[Layout annotation records]

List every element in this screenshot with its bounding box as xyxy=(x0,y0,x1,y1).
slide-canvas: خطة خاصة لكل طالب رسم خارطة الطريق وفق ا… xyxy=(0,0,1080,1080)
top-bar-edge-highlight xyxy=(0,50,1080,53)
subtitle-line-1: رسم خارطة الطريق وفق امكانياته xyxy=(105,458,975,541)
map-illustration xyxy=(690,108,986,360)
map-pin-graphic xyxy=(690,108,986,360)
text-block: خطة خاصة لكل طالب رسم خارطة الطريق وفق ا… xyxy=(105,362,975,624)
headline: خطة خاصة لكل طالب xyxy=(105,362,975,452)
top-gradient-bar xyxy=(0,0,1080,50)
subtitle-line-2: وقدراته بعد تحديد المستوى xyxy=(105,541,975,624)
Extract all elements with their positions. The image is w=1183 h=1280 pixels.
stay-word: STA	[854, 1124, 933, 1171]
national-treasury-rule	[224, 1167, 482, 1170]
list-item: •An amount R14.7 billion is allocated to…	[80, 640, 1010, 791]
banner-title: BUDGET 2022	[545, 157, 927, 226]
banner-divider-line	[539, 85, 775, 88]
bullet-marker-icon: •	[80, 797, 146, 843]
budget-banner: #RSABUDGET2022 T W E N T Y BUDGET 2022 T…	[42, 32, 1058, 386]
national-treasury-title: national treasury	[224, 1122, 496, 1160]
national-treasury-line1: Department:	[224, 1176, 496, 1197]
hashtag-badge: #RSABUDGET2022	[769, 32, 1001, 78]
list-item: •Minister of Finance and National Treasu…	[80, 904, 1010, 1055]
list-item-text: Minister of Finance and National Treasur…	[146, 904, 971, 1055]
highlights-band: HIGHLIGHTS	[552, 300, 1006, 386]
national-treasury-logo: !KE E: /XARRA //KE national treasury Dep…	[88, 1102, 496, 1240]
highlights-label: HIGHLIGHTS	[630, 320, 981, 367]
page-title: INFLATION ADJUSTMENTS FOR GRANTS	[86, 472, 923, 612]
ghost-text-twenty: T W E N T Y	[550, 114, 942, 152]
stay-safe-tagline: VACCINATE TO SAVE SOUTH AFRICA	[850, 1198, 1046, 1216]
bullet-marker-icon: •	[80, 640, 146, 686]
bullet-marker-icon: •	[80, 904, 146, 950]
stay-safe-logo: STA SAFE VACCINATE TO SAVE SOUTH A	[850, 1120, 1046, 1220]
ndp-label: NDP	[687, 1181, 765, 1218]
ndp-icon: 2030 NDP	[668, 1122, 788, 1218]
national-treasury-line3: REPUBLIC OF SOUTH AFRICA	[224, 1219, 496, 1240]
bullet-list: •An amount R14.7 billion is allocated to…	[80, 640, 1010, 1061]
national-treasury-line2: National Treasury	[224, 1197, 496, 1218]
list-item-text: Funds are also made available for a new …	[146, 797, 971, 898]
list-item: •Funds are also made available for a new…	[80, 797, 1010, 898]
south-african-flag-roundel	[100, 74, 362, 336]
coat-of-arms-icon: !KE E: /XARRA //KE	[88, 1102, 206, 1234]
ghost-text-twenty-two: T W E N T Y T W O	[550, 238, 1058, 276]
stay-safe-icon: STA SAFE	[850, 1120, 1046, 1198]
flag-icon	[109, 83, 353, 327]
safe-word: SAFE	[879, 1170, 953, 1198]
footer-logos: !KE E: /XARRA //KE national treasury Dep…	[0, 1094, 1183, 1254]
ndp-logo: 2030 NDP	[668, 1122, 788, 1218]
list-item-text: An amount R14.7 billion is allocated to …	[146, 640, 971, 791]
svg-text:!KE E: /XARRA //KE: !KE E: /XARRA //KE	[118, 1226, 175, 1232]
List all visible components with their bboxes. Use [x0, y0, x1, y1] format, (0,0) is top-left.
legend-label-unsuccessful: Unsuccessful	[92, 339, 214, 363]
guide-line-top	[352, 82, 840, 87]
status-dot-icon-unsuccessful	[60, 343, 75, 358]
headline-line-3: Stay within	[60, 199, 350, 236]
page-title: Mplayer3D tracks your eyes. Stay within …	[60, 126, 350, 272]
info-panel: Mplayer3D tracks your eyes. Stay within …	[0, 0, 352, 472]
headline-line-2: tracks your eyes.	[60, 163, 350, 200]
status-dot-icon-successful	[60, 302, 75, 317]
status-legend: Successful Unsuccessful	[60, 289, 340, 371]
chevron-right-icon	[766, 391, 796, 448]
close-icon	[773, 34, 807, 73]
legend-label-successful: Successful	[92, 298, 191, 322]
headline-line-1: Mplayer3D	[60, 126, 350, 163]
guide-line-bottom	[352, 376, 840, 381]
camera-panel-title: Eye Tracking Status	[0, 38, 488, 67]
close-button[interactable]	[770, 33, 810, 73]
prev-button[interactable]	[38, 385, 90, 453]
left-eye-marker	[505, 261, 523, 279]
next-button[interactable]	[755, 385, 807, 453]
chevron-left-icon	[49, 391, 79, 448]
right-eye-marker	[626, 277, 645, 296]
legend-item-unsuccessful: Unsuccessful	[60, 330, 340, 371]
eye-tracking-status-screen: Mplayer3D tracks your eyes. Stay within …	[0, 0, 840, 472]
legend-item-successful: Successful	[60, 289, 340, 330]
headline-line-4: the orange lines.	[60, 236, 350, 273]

_Work instructions:_
Can you edit all of the rows above so that every "bullet-marker-icon" becomes "bullet-point-icon", with nothing else changed?

_The solution:_
List every element in this screenshot with its bounding box as xyxy=(x0,y0,x1,y1).
slide-canvas: خطة خاصة لكل طالب رسم خارطة الطريق وفق ا… xyxy=(0,0,1080,1080)
top-bar-edge-highlight xyxy=(0,50,1080,53)
subtitle-line-1: رسم خارطة الطريق وفق امكانياته xyxy=(105,458,975,541)
map-illustration xyxy=(690,108,986,360)
map-pin-graphic xyxy=(690,108,986,360)
text-block: خطة خاصة لكل طالب رسم خارطة الطريق وفق ا… xyxy=(105,362,975,624)
headline: خطة خاصة لكل طالب xyxy=(105,362,975,452)
top-gradient-bar xyxy=(0,0,1080,50)
subtitle-line-2: وقدراته بعد تحديد المستوى xyxy=(105,541,975,624)
Extract all elements with their positions. The image is w=1183 h=1280 pixels.
stay-word: STA	[854, 1124, 933, 1171]
national-treasury-rule	[224, 1167, 482, 1170]
list-item: •An amount R14.7 billion is allocated to…	[80, 640, 1010, 791]
banner-title: BUDGET 2022	[545, 157, 927, 226]
banner-divider-line	[539, 85, 775, 88]
bullet-point-icon: •	[80, 797, 146, 843]
budget-banner: #RSABUDGET2022 T W E N T Y BUDGET 2022 T…	[42, 32, 1058, 386]
national-treasury-title: national treasury	[224, 1122, 496, 1160]
national-treasury-line1: Department:	[224, 1176, 496, 1197]
hashtag-badge: #RSABUDGET2022	[769, 32, 1001, 78]
list-item: •Minister of Finance and National Treasu…	[80, 904, 1010, 1055]
list-item-text: Minister of Finance and National Treasur…	[146, 904, 971, 1055]
highlights-band: HIGHLIGHTS	[552, 300, 1006, 386]
national-treasury-logo: !KE E: /XARRA //KE national treasury Dep…	[88, 1102, 496, 1240]
highlights-label: HIGHLIGHTS	[630, 320, 981, 367]
page-title: INFLATION ADJUSTMENTS FOR GRANTS	[86, 472, 923, 612]
ghost-text-twenty: T W E N T Y	[550, 114, 942, 152]
stay-safe-tagline: VACCINATE TO SAVE SOUTH AFRICA	[850, 1198, 1046, 1216]
bullet-point-icon: •	[80, 640, 146, 686]
bullet-point-icon: •	[80, 904, 146, 950]
stay-safe-logo: STA SAFE VACCINATE TO SAVE SOUTH A	[850, 1120, 1046, 1220]
ndp-label: NDP	[687, 1181, 765, 1218]
ndp-icon: 2030 NDP	[668, 1122, 788, 1218]
national-treasury-line3: REPUBLIC OF SOUTH AFRICA	[224, 1219, 496, 1240]
bullet-list: •An amount R14.7 billion is allocated to…	[80, 640, 1010, 1061]
national-treasury-line2: National Treasury	[224, 1197, 496, 1218]
list-item-text: Funds are also made available for a new …	[146, 797, 971, 898]
list-item: •Funds are also made available for a new…	[80, 797, 1010, 898]
south-african-flag-roundel	[100, 74, 362, 336]
coat-of-arms-icon: !KE E: /XARRA //KE	[88, 1102, 206, 1234]
ghost-text-twenty-two: T W E N T Y T W O	[550, 238, 1058, 276]
stay-safe-icon: STA SAFE	[850, 1120, 1046, 1198]
flag-icon	[109, 83, 353, 327]
safe-word: SAFE	[879, 1170, 953, 1198]
footer-logos: !KE E: /XARRA //KE national treasury Dep…	[0, 1094, 1183, 1254]
ndp-logo: 2030 NDP	[668, 1122, 788, 1218]
list-item-text: An amount R14.7 billion is allocated to …	[146, 640, 971, 791]
svg-text:!KE E: /XARRA //KE: !KE E: /XARRA //KE	[118, 1226, 175, 1232]
List all visible components with their bboxes. Use [x0, y0, x1, y1] format, (0,0) is top-left.
legend-label-unsuccessful: Unsuccessful	[92, 339, 214, 363]
guide-line-top	[352, 82, 840, 87]
status-dot-icon-unsuccessful	[60, 343, 75, 358]
headline-line-3: Stay within	[60, 199, 350, 236]
page-title: Mplayer3D tracks your eyes. Stay within …	[60, 126, 350, 272]
info-panel: Mplayer3D tracks your eyes. Stay within …	[0, 0, 352, 472]
headline-line-2: tracks your eyes.	[60, 163, 350, 200]
status-dot-icon-successful	[60, 302, 75, 317]
status-legend: Successful Unsuccessful	[60, 289, 340, 371]
chevron-right-icon	[766, 391, 796, 448]
close-icon	[773, 34, 807, 73]
legend-label-successful: Successful	[92, 298, 191, 322]
headline-line-1: Mplayer3D	[60, 126, 350, 163]
guide-line-bottom	[352, 376, 840, 381]
camera-panel-title: Eye Tracking Status	[0, 38, 488, 67]
close-button[interactable]	[770, 33, 810, 73]
prev-button[interactable]	[38, 385, 90, 453]
left-eye-marker	[505, 261, 523, 279]
next-button[interactable]	[755, 385, 807, 453]
chevron-left-icon	[49, 391, 79, 448]
right-eye-marker	[626, 277, 645, 296]
legend-item-unsuccessful: Unsuccessful	[60, 330, 340, 371]
eye-tracking-status-screen: Mplayer3D tracks your eyes. Stay within …	[0, 0, 840, 472]
legend-item-successful: Successful	[60, 289, 340, 330]
headline-line-4: the orange lines.	[60, 236, 350, 273]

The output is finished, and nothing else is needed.